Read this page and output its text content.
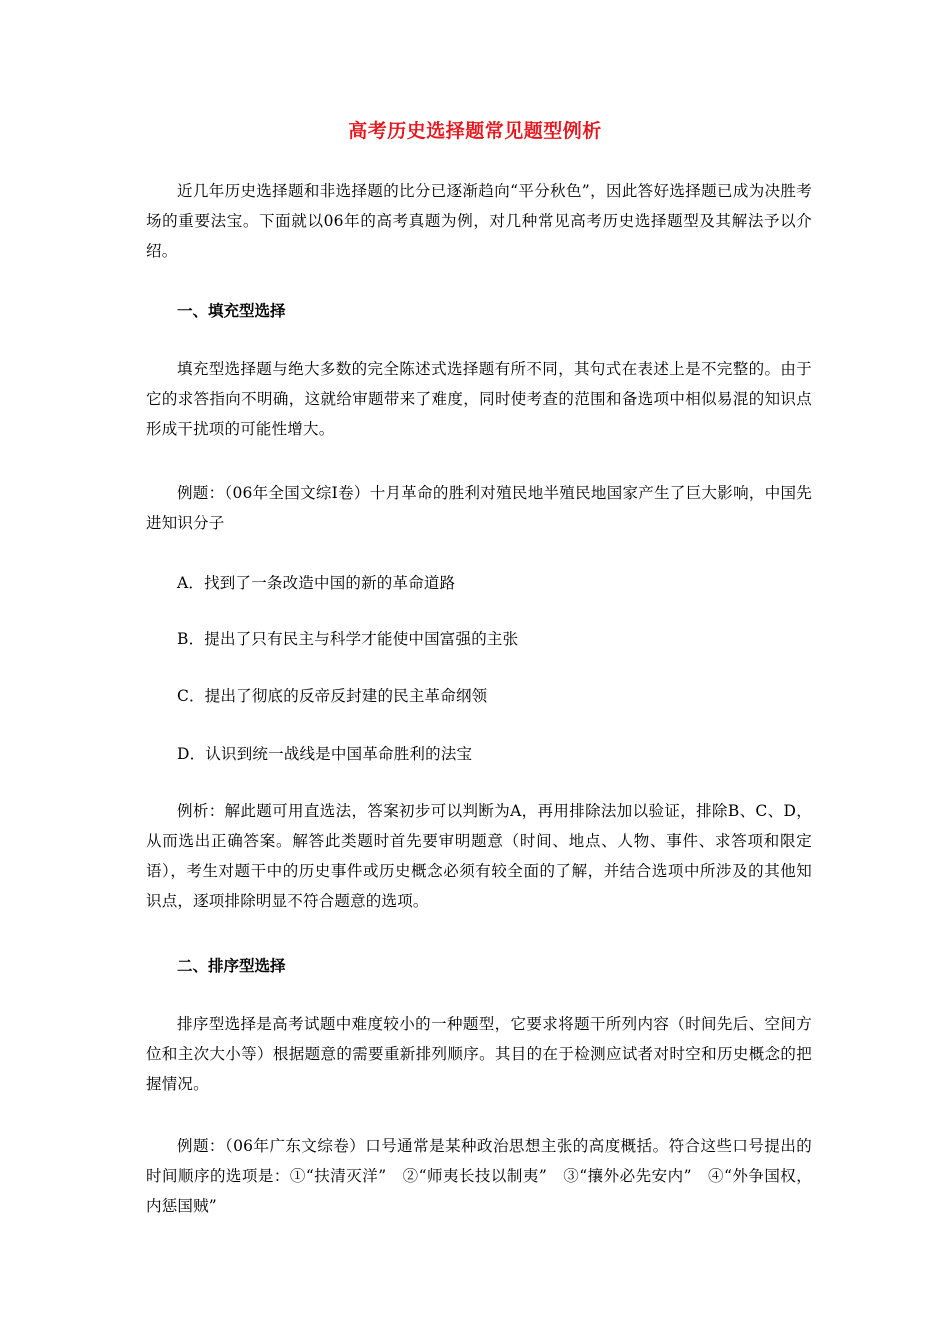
高考历史选择题常见题型例析
近几年历史选择题和非选择题的比分已逐渐趋向“平分秋色”，因此答好选择题已成为决胜考场的重要法宝。下面就以06年的高考真题为例，对几种常见高考历史选择题型及其解法予以介绍。
一、填充型选择
填充型选择题与绝大多数的完全陈述式选择题有所不同，其句式在表述上是不完整的。由于它的求答指向不明确，这就给审题带来了难度，同时使考查的范围和备选项中相似易混的知识点形成干扰项的可能性增大。
例题：（06年全国文综Ⅰ卷）十月革命的胜利对殖民地半殖民地国家产生了巨大影响，中国先进知识分子
A．找到了一条改造中国的新的革命道路
B．提出了只有民主与科学才能使中国富强的主张
C．提出了彻底的反帝反封建的民主革命纲领
D．认识到统一战线是中国革命胜利的法宝
例析：解此题可用直选法，答案初步可以判断为A，再用排除法加以验证，排除B、C、D，从而选出正确答案。解答此类题时首先要审明题意（时间、地点、人物、事件、求答项和限定语），考生对题干中的历史事件或历史概念必须有较全面的了解，并结合选项中所涉及的其他知识点，逐项排除明显不符合题意的选项。
二、排序型选择
排序型选择是高考试题中难度较小的一种题型，它要求将题干所列内容（时间先后、空间方位和主次大小等）根据题意的需要重新排列顺序。其目的在于检测应试者对时空和历史概念的把握情况。
例题：（06年广东文综卷）口号通常是某种政治思想主张的高度概括。符合这些口号提出的时间顺序的选项是：①“扶清灭洋”　②“师夷长技以制夷”　③“攘外必先安内”　④“外争国权，内惩国贼”
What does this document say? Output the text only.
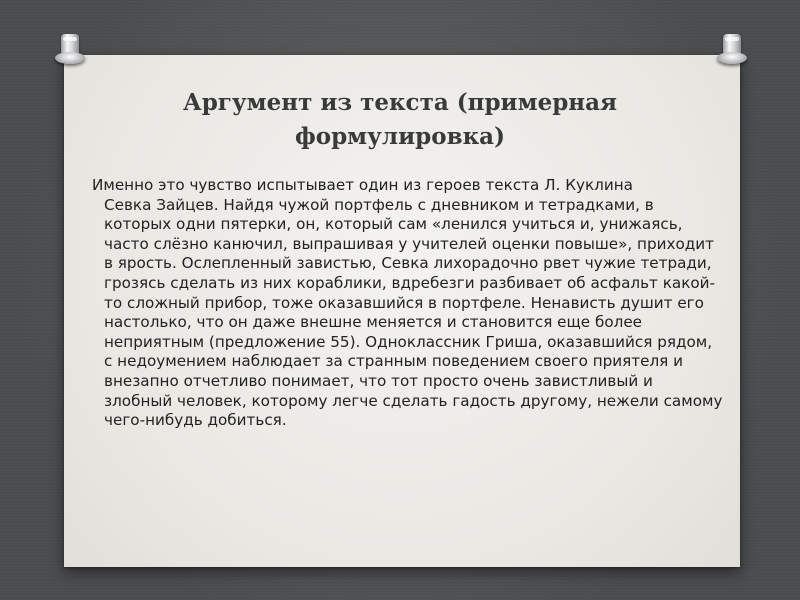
Аргумент из текста (примерная
формулировка)
Именно это чувство испытывает один из героев текста Л. Куклина
Севка Зайцев. Найдя чужой портфель с дневником и тетрадками, в которых одни пятерки, он, который сам «ленился учиться и, унижаясь, часто слёзно канючил, выпрашивая у учителей оценки повыше», приходит в ярость. Ослепленный завистью, Севка лихорадочно рвет чужие тетради, грозясь сделать из них кораблики, вдребезги разбивает об асфальт какой-то сложный прибор, тоже оказавшийся в портфеле. Ненависть душит его настолько, что он даже внешне меняется и становится еще более неприятным (предложение 55). Одноклассник Гриша, оказавшийся рядом, с недоумением наблюдает за странным поведением своего приятеля и внезапно отчетливо понимает, что тот просто очень завистливый и злобный человек, которому легче сделать гадость другому, нежели самому чего-нибудь добиться.
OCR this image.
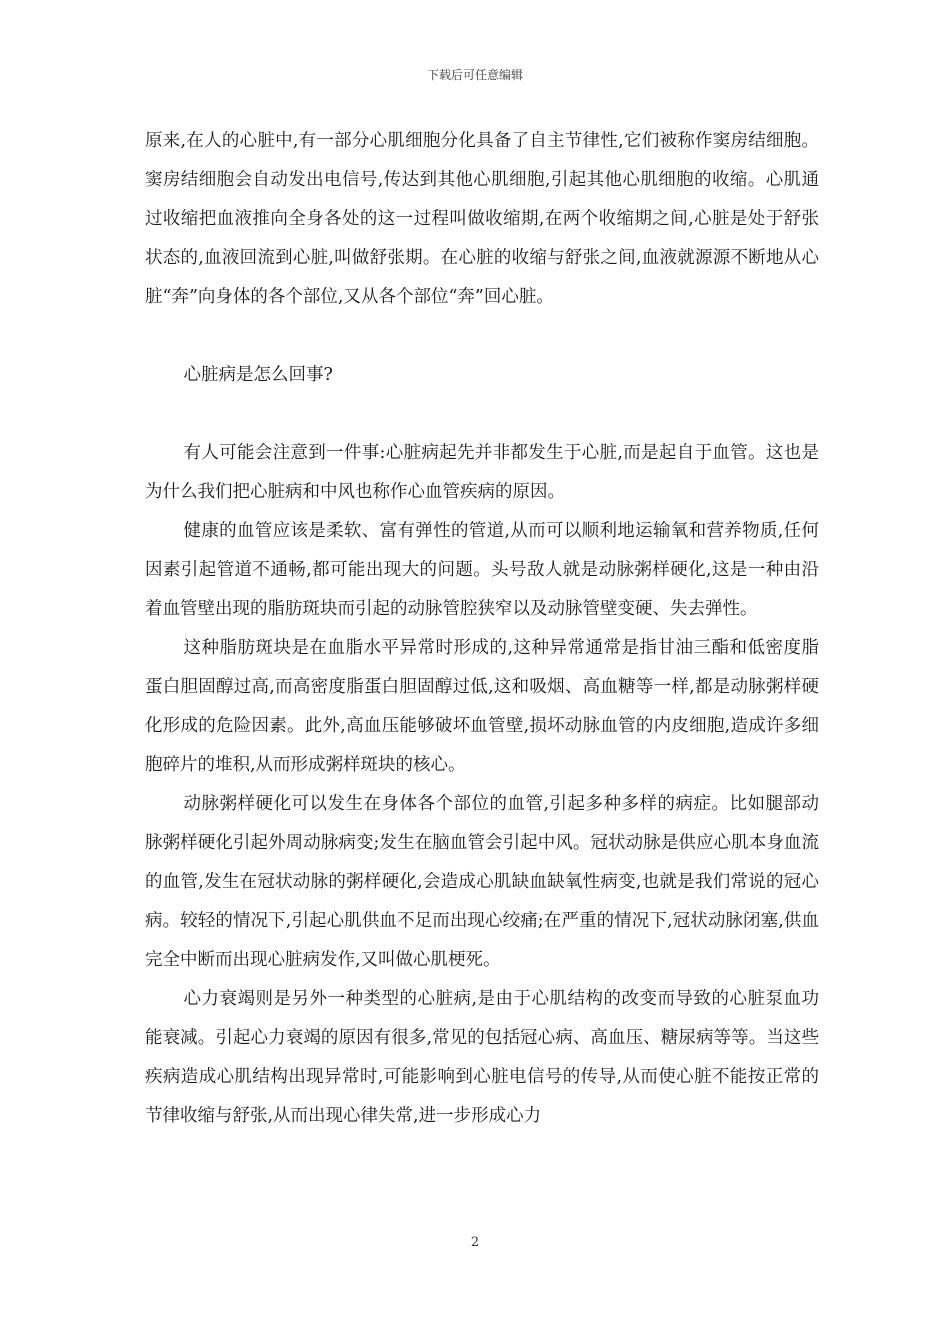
下载后可任意编辑

原来,在人的心脏中,有一部分心肌细胞分化具备了自主节律性,它们被称作窦房结细胞。窦房结细胞会自动发出电信号,传达到其他心肌细胞,引起其他心肌细胞的收缩。心肌通过收缩把血液推向全身各处的这一过程叫做收缩期,在两个收缩期之间,心脏是处于舒张状态的,血液回流到心脏,叫做舒张期。在心脏的收缩与舒张之间,血液就源源不断地从心脏“奔”向身体的各个部位,又从各个部位“奔”回心脏。

心脏病是怎么回事?

有人可能会注意到一件事:心脏病起先并非都发生于心脏,而是起自于血管。这也是为什么我们把心脏病和中风也称作心血管疾病的原因。

健康的血管应该是柔软、富有弹性的管道,从而可以顺利地运输氧和营养物质,任何因素引起管道不通畅,都可能出现大的问题。头号敌人就是动脉粥样硬化,这是一种由沿着血管壁出现的脂肪斑块而引起的动脉管腔狭窄以及动脉管壁变硬、失去弹性。

这种脂肪斑块是在血脂水平异常时形成的,这种异常通常是指甘油三酯和低密度脂蛋白胆固醇过高,而高密度脂蛋白胆固醇过低,这和吸烟、高血糖等一样,都是动脉粥样硬化形成的危险因素。此外,高血压能够破坏血管壁,损坏动脉血管的内皮细胞,造成许多细胞碎片的堆积,从而形成粥样斑块的核心。

动脉粥样硬化可以发生在身体各个部位的血管,引起多种多样的病症。比如腿部动脉粥样硬化引起外周动脉病变;发生在脑血管会引起中风。冠状动脉是供应心肌本身血流的血管,发生在冠状动脉的粥样硬化,会造成心肌缺血缺氧性病变,也就是我们常说的冠心病。较轻的情况下,引起心肌供血不足而出现心绞痛;在严重的情况下,冠状动脉闭塞,供血完全中断而出现心脏病发作,又叫做心肌梗死。

心力衰竭则是另外一种类型的心脏病,是由于心肌结构的改变而导致的心脏泵血功能衰减。引起心力衰竭的原因有很多,常见的包括冠心病、高血压、糖尿病等等。当这些疾病造成心肌结构出现异常时,可能影响到心脏电信号的传导,从而使心脏不能按正常的节律收缩与舒张,从而出现心律失常,进一步形成心力

2
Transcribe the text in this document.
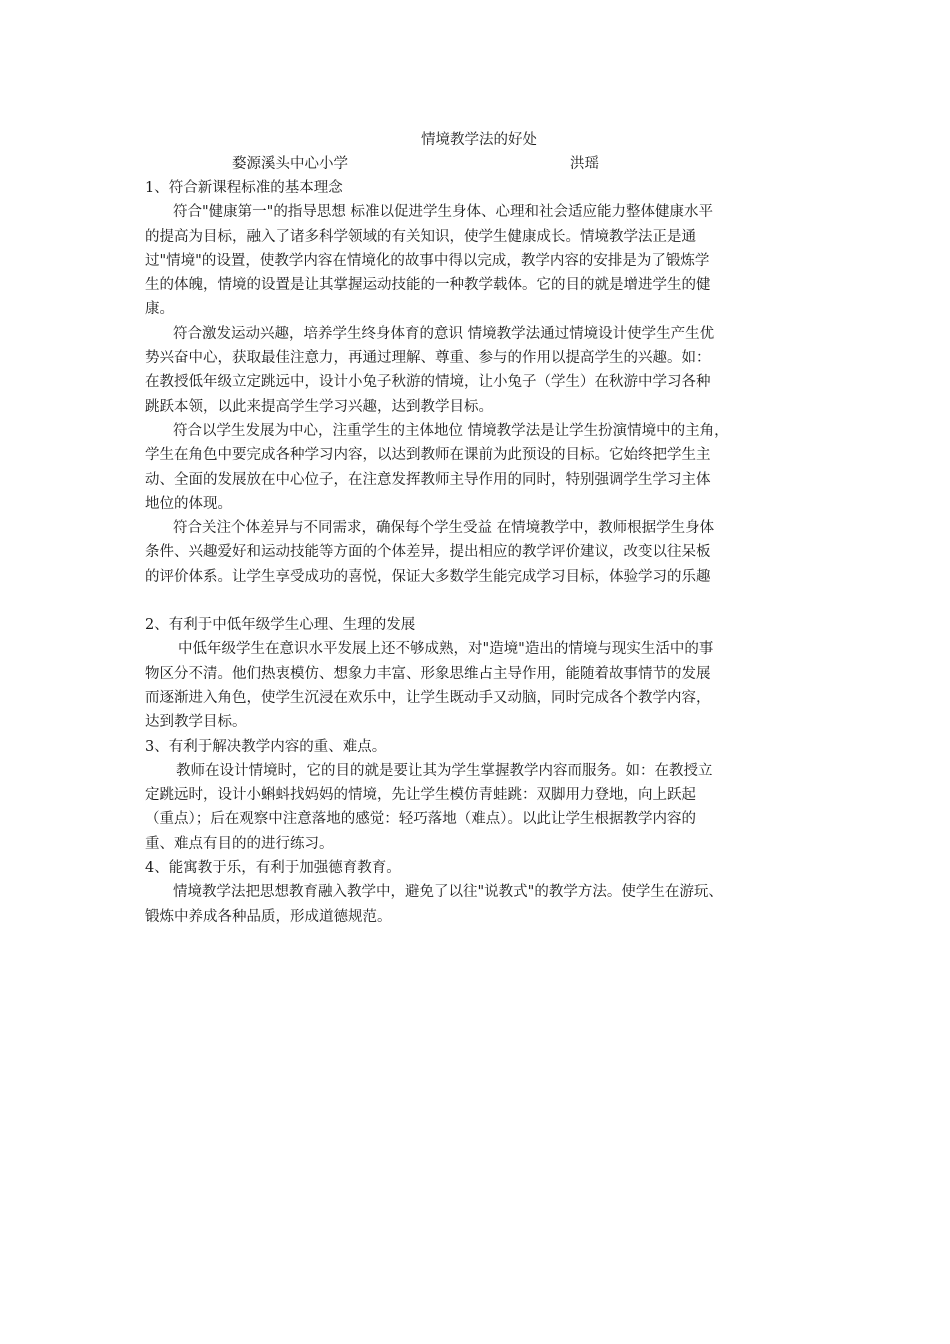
情境教学法的好处
婺源溪头中心小学	洪瑶

1、符合新课程标准的基本理念

符合"健康第一"的指导思想 标准以促进学生身体、心理和社会适应能力整体健康水平
的提高为目标，融入了诸多科学领域的有关知识，使学生健康成长。情境教学法正是通
过"情境"的设置，使教学内容在情境化的故事中得以完成，教学内容的安排是为了锻炼学
生的体魄，情境的设置是让其掌握运动技能的一种教学载体。它的目的就是增进学生的健
康。

符合激发运动兴趣，培养学生终身体育的意识 情境教学法通过情境设计使学生产生优
势兴奋中心，获取最佳注意力，再通过理解、尊重、参与的作用以提高学生的兴趣。如：
在教授低年级立定跳远中，设计小兔子秋游的情境，让小兔子（学生）在秋游中学习各种
跳跃本领，以此来提高学生学习兴趣，达到教学目标。

符合以学生发展为中心，注重学生的主体地位 情境教学法是让学生扮演情境中的主角，
学生在角色中要完成各种学习内容，以达到教师在课前为此预设的目标。它始终把学生主
动、全面的发展放在中心位子，在注意发挥教师主导作用的同时，特别强调学生学习主体
地位的体现。

符合关注个体差异与不同需求，确保每个学生受益 在情境教学中，教师根据学生身体
条件、兴趣爱好和运动技能等方面的个体差异，提出相应的教学评价建议，改变以往呆板
的评价体系。让学生享受成功的喜悦，保证大多数学生能完成学习目标，体验学习的乐趣

2、有利于中低年级学生心理、生理的发展

中低年级学生在意识水平发展上还不够成熟，对"造境"造出的情境与现实生活中的事
物区分不清。他们热衷模仿、想象力丰富、形象思维占主导作用，能随着故事情节的发展
而逐渐进入角色，使学生沉浸在欢乐中，让学生既动手又动脑，同时完成各个教学内容，
达到教学目标。

3、有利于解决教学内容的重、难点。

教师在设计情境时，它的目的就是要让其为学生掌握教学内容而服务。如：在教授立
定跳远时，设计小蝌蚪找妈妈的情境，先让学生模仿青蛙跳：双脚用力登地，向上跃起
（重点）；后在观察中注意落地的感觉：轻巧落地（难点）。以此让学生根据教学内容的
重、难点有目的的进行练习。

4、能寓教于乐，有利于加强德育教育。

情境教学法把思想教育融入教学中，避免了以往"说教式"的教学方法。使学生在游玩、
锻炼中养成各种品质，形成道德规范。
+---+
> [Set task]:
Find each line in the records holding the string "текста" and show it.

> [Response to the exercise]:
Аргумент из текста (примерная
Именно это чувство испытывает один из героев текста Л. Куклина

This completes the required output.